- [The exercise]:
Restate, word for word, every line of the data.

· · ·

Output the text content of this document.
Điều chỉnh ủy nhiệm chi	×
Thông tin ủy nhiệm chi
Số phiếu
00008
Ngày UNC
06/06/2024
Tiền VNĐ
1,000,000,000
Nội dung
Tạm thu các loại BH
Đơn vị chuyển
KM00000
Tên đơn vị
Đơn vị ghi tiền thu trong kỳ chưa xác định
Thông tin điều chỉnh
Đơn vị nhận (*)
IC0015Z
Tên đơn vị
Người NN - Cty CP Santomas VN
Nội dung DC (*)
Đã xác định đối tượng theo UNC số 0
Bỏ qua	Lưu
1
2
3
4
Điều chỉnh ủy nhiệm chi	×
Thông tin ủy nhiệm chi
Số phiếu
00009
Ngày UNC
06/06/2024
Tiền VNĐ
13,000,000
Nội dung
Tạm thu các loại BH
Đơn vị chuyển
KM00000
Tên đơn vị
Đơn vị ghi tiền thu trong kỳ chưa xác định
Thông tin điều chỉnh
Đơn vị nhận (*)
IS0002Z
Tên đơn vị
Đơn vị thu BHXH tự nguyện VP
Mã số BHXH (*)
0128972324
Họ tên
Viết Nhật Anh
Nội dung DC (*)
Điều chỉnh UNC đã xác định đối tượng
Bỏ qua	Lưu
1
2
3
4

· · ·

- [Exercise solution]:
Output the text content of this document.
Điều chỉnh ủy nhiệm chi	×
Thông tin ủy nhiệm chi
Số phiếu
00008
Ngày UNC
06/06/2024
Tiền VNĐ
1,000,000,000
Nội dung
Tạm thu các loại BH
Đơn vị chuyển
KM00000
Tên đơn vị
Đơn vị ghi tiền thu trong kỳ chưa xác định
Thông tin điều chỉnh
Đơn vị nhận (*)
IC0015Z
Tên đơn vị
Người NN - Cty CP Santomas VN
Nội dung DC (*)
Đã xác định đối tượng theo UNC số 0
Bỏ qua	Lưu
1
2
3
4
Điều chỉnh ủy nhiệm chi	×
Thông tin ủy nhiệm chi
Số phiếu
00009
Ngày UNC
06/06/2024
Tiền VNĐ
13,000,000
Nội dung
Tạm thu các loại BH
Đơn vị chuyển
KM00000
Tên đơn vị
Đơn vị ghi tiền thu trong kỳ chưa xác định
Thông tin điều chỉnh
Đơn vị nhận (*)
IS0002Z
Tên đơn vị
Đơn vị thu BHXH tự nguyện VP
Mã số BHXH (*)
0128972324
Họ tên
Viết Nhật Anh
Nội dung DC (*)
Điều chỉnh UNC đã xác định đối tượng
Bỏ qua	Lưu
1
2
3
4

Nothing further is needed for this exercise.